- Texto extraído:

####

Friday, November 9, 2012

HAVER DE SER TUDO TERRA


"Hontem pos-se o sol, e a noute
cobriu de sombra esta terra.
Agora é já outro dia,
tudo torna, torna o sol;
só foi a minha vontade
para não tornar co tempo!

Todalas cousas, per tempo,
passam como dia e noute.
Uma só, minha vontade,
nam, que a dor comigo a aterra;
nela cuido enquanto ha sol,
nela em quanto nam ha dia.

Mal quero per um só dia
a todo o outro dia e tempo,
que a mim pôs-se-me o sol
onde eu só temia a noute;
tenho a mim sobre a terra,
debaxo minha vontade.

Dentro na minha vontade
nam ha momento do dia
que nem seja tudo terra:
ora ponho a culpa ao tempo,
ora a torno a pôr à noute.
No milhor pôs-se-me o sol!

Primeiro nam haverá sol
que eu descanse na vontade.
Pôs-se-me hua escura noute
sobre a lembrança de um dia,
inda mal, porque houve tempo
e porque tudo foi terra.

Haver de ser tudo terra
quanto ha debaxo do sol
me descança, porque o tempo
me vingará da vontade,
se nam que antes deste dia
ha de passar tanta noute!"
Bernardim Ribeiro, Obras Completas, vol. II- Éclogas, 3ª ed., Lisboa: Livraria Sá da Costa, 1982, pp. 182-183.

Thursday, November 8, 2012

UMA SOMBRA


"Num dia prazenteiro, nos confins da eternidade, enquanto as Sombras de todos os grandes escritores se repousavam nos Campos Eliseos em leitos de asfódelos e moli, felizes por nada mais ouvirem da boca uns dos outros do que abundantes citações das suas próprias obras (pois Júpiter tinha-lhes generosamente enfeitiçado os ouvidos), acercou-se-lhes, com ar triunfante, uma Sombra de todos desconhecida. Ela (pois a recém-chegada evidenciava tais sinais de sexo como o cabelo curto e um andar masculino) sentou-se no meio deles e, com um sorriso de superioridade, disse-lhes:
- Após séculos de opressão resgatei os meus direitos das garras dos deuses ciumentos. Na Terra fui a Poeta da Reforma e cantei para ouvidos desatentos. Agora aguardam-me a honra e a glória eternas.

####

- Linhas de dados:
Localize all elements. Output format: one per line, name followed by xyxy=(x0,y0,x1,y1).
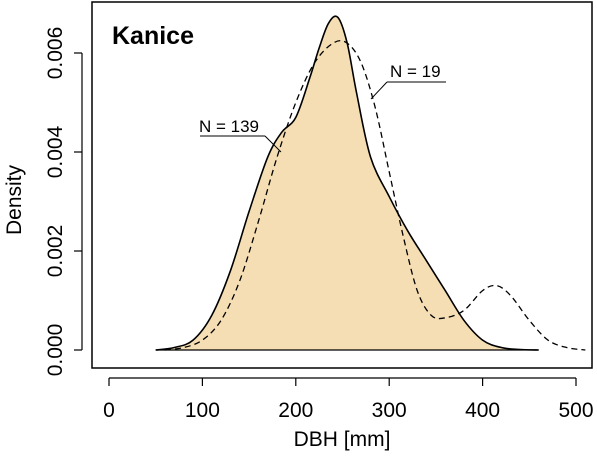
y-tick-label: 0.004 xyxy=(44,125,67,178)
annotation-n19-leader xyxy=(370,81,388,100)
y-tick-label: 0.006 xyxy=(44,27,67,80)
y-tick-label: 0.000 xyxy=(44,324,67,377)
annotation-n19: N = 19 xyxy=(390,62,441,81)
x-tick-label: 100 xyxy=(185,399,220,422)
y-tick-label: 0.002 xyxy=(44,225,67,278)
x-axis-title: DBH [mm] xyxy=(294,428,391,451)
annotation-n139-leader xyxy=(264,135,282,153)
x-tick-label: 200 xyxy=(278,399,313,422)
density-line-n19 xyxy=(164,39,586,351)
x-tick-label: 300 xyxy=(372,399,407,422)
plot-frame xyxy=(91,1,593,369)
density-line-n139 xyxy=(155,15,539,351)
panel-title: Kanice xyxy=(112,22,194,50)
density-fill-n139 xyxy=(155,16,539,350)
y-axis-title: Density xyxy=(3,164,26,235)
x-tick-label: 400 xyxy=(465,399,500,422)
annotation-n139: N = 139 xyxy=(199,117,259,136)
x-tick-label: 0 xyxy=(103,399,115,422)
x-tick-label: 500 xyxy=(558,399,593,422)
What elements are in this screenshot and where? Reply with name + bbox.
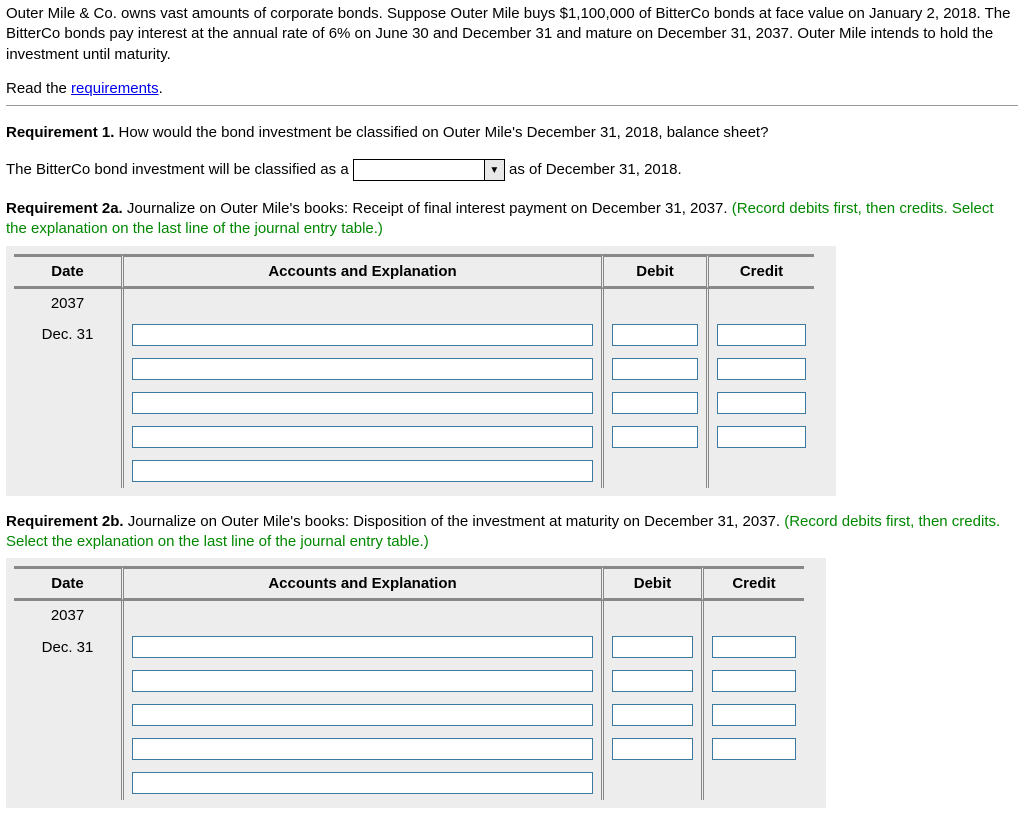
table-row: [14, 352, 814, 386]
debit-input[interactable]: [612, 358, 698, 380]
account-input[interactable]: [132, 738, 593, 760]
th-accounts: Accounts and Explanation: [124, 566, 604, 601]
requirements-link[interactable]: requirements: [71, 80, 159, 97]
account-input[interactable]: [132, 772, 593, 794]
th-date: Date: [14, 254, 124, 289]
table-row: [14, 420, 814, 454]
requirement-2b: Requirement 2b. Journalize on Outer Mile…: [6, 512, 1018, 553]
read-requirements-line: Read the requirements.: [6, 79, 1018, 99]
req1-heading: Requirement 1.: [6, 124, 114, 141]
req1-answer-line: The BitterCo bond investment will be cla…: [6, 159, 1018, 181]
account-input[interactable]: [132, 358, 593, 380]
account-input[interactable]: [132, 426, 593, 448]
day-cell: Dec. 31: [14, 318, 124, 352]
credit-input[interactable]: [717, 392, 806, 414]
th-credit: Credit: [709, 254, 814, 289]
credit-input[interactable]: [712, 670, 796, 692]
debit-input[interactable]: [612, 636, 693, 658]
credit-input[interactable]: [717, 358, 806, 380]
journal-table-2b: Date Accounts and Explanation Debit Cred…: [14, 566, 804, 800]
classification-select[interactable]: ▼: [353, 159, 505, 181]
debit-input[interactable]: [612, 426, 698, 448]
req2a-text: Journalize on Outer Mile's books: Receip…: [123, 200, 732, 217]
debit-input[interactable]: [612, 738, 693, 760]
debit-input[interactable]: [612, 670, 693, 692]
table-row: [14, 766, 804, 800]
req2b-text: Journalize on Outer Mile's books: Dispos…: [124, 513, 785, 530]
table-row: 2037: [14, 289, 814, 318]
credit-input[interactable]: [712, 636, 796, 658]
account-input[interactable]: [132, 670, 593, 692]
req2b-heading: Requirement 2b.: [6, 513, 124, 530]
day-cell: Dec. 31: [14, 630, 124, 664]
debit-input[interactable]: [612, 324, 698, 346]
table-row: [14, 386, 814, 420]
requirement-1: Requirement 1. How would the bond invest…: [6, 124, 1018, 141]
table-row: [14, 698, 804, 732]
problem-statement: Outer Mile & Co. owns vast amounts of co…: [6, 4, 1018, 65]
th-accounts: Accounts and Explanation: [124, 254, 604, 289]
th-date: Date: [14, 566, 124, 601]
th-debit: Debit: [604, 566, 704, 601]
table-header-row: Date Accounts and Explanation Debit Cred…: [14, 254, 814, 289]
year-cell: 2037: [14, 289, 124, 318]
account-input[interactable]: [132, 636, 593, 658]
dropdown-arrow-icon[interactable]: ▼: [484, 160, 504, 180]
journal-table-2a: Date Accounts and Explanation Debit Cred…: [14, 254, 814, 488]
classification-input[interactable]: [354, 160, 484, 180]
credit-input[interactable]: [717, 324, 806, 346]
journal-2b: Date Accounts and Explanation Debit Cred…: [6, 558, 826, 808]
table-row: [14, 732, 804, 766]
year-cell: 2037: [14, 601, 124, 630]
table-row: Dec. 31: [14, 630, 804, 664]
credit-input[interactable]: [712, 704, 796, 726]
divider: [6, 105, 1018, 106]
credit-input[interactable]: [717, 426, 806, 448]
credit-input[interactable]: [712, 738, 796, 760]
req1-after: as of December 31, 2018.: [509, 161, 682, 178]
account-input[interactable]: [132, 392, 593, 414]
debit-input[interactable]: [612, 704, 693, 726]
table-row: [14, 454, 814, 488]
table-row: [14, 664, 804, 698]
read-the-text: Read the: [6, 80, 71, 97]
th-credit: Credit: [704, 566, 804, 601]
th-debit: Debit: [604, 254, 709, 289]
account-input[interactable]: [132, 704, 593, 726]
req1-text: How would the bond investment be classif…: [114, 124, 768, 141]
journal-2a: Date Accounts and Explanation Debit Cred…: [6, 246, 836, 496]
requirement-2a: Requirement 2a. Journalize on Outer Mile…: [6, 199, 1018, 240]
req1-before: The BitterCo bond investment will be cla…: [6, 161, 353, 178]
table-row: 2037: [14, 601, 804, 630]
account-input[interactable]: [132, 324, 593, 346]
table-header-row: Date Accounts and Explanation Debit Cred…: [14, 566, 804, 601]
account-input[interactable]: [132, 460, 593, 482]
req2a-heading: Requirement 2a.: [6, 200, 123, 217]
period: .: [159, 80, 163, 97]
debit-input[interactable]: [612, 392, 698, 414]
table-row: Dec. 31: [14, 318, 814, 352]
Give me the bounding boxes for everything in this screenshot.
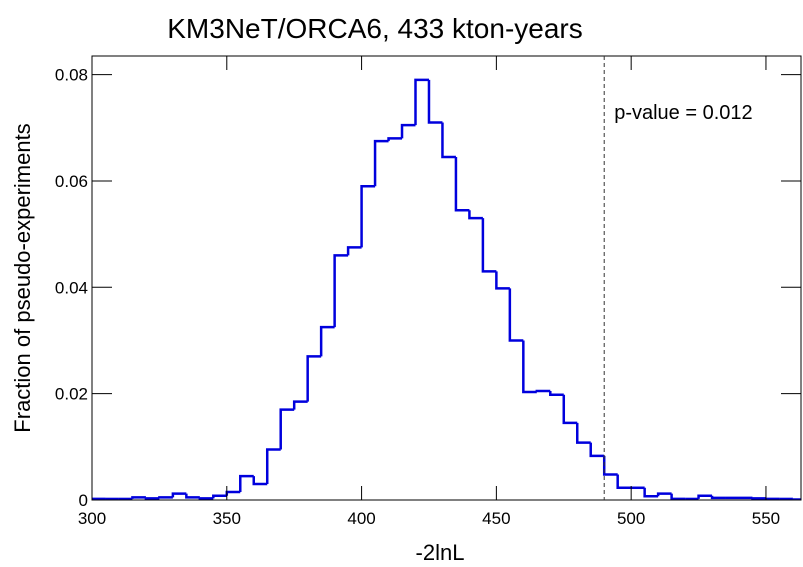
histogram-bin [185, 493, 200, 499]
histogram-bin [589, 442, 605, 458]
histogram-bin [751, 497, 766, 500]
histogram-bin [360, 185, 376, 248]
x-tick-label: 400 [347, 509, 375, 528]
y-tick-label: 0.08 [55, 66, 88, 85]
frame [91, 55, 802, 501]
histogram-bin [319, 325, 335, 357]
histogram-bin [670, 493, 686, 500]
histogram-bin [508, 288, 524, 342]
histogram-bin [373, 139, 389, 187]
histogram-bin [602, 455, 618, 476]
histogram-bin [427, 79, 443, 124]
y-tick-label: 0.04 [55, 278, 88, 297]
histogram-bin [549, 390, 564, 396]
chart-title: KM3NeT/ORCA6, 433 kton-years [167, 13, 583, 44]
histogram-bin [387, 137, 403, 142]
histogram-bin [764, 497, 780, 500]
histogram-bin [265, 448, 281, 485]
histogram-bin [346, 246, 362, 256]
histogram-bin [292, 400, 308, 410]
histogram-bin [144, 497, 160, 500]
y-axis-label: Fraction of pseudo-experiments [10, 123, 35, 432]
histogram-bin [400, 123, 416, 139]
histogram-bin [171, 492, 187, 498]
histogram-bin [239, 474, 254, 493]
histogram-bin [616, 474, 632, 490]
histogram-bin [279, 408, 295, 450]
histogram-bin [495, 271, 510, 290]
histogram-bin [697, 494, 713, 499]
histogram-bin [522, 340, 537, 394]
histogram-bin [710, 495, 726, 500]
histogram-bin [656, 492, 672, 497]
x-axis-label: -2lnL [416, 540, 465, 565]
histogram-bin [414, 78, 429, 126]
histogram-bin [535, 389, 551, 393]
histogram-bin [212, 494, 227, 499]
x-tick-label: 550 [752, 509, 780, 528]
histogram-bin [441, 122, 456, 159]
histogram-bin [131, 496, 146, 499]
histogram-bin [481, 218, 497, 273]
histogram-bin [306, 355, 322, 402]
histogram-bin [333, 254, 349, 328]
histogram-bin [92, 497, 106, 500]
histogram-bin [791, 498, 801, 500]
x-tick-label: 500 [617, 509, 645, 528]
histogram-bin [643, 487, 659, 498]
plot-area [92, 78, 801, 500]
histogram-bin [252, 476, 268, 486]
x-tick-label: 300 [78, 509, 106, 528]
histogram-bin [562, 394, 578, 425]
histogram-bin [158, 496, 173, 499]
x-tick-label: 350 [213, 509, 241, 528]
histogram-bin [198, 497, 214, 500]
x-tick-label: 450 [482, 509, 510, 528]
y-tick-label: 0 [79, 491, 88, 510]
y-tick-label: 0.06 [55, 172, 88, 191]
histogram-bin [454, 157, 470, 212]
histogram-bin [575, 422, 591, 444]
histogram-bin [225, 490, 241, 496]
y-tick-label: 0.02 [55, 385, 88, 404]
annotation: p-value = 0.012 [614, 102, 752, 124]
histogram-bin [468, 210, 483, 220]
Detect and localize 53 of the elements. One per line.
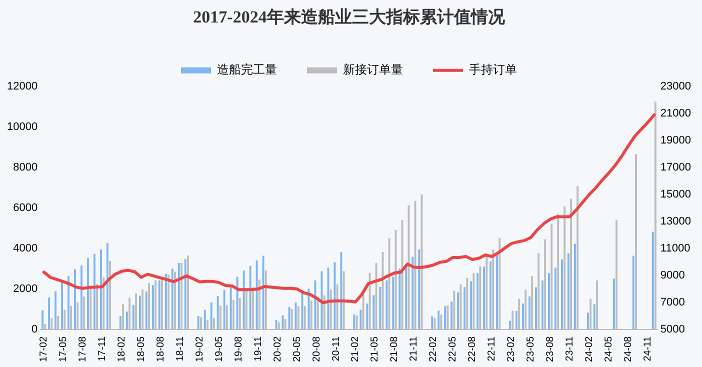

####

- Enunciado 1: Segundo o texto extraído, qual editora publicou a edição das Obras Completas indicada na referência?
- Enunciado 2: Transcreva o trecho do texto extraído que vai de "Mal quero per" até "pôr à noute.", inclusive, e troque "noute" por "noite".

- Resolução 1: A Livraria Sá da Costa, de Lisboa.

- Resolução 2:
Mal quero per um só dia
a todo o outro dia e tempo,
que a mim pôs-se-me o sol
onde eu só temia a noite;
tenho a mim sobre a terra,
debaxo minha vontade.

Dentro na minha vontade
nam ha momento do dia
que nem seja tudo terra:
ora ponho a culpa ao tempo,
ora a torno a pôr à noite.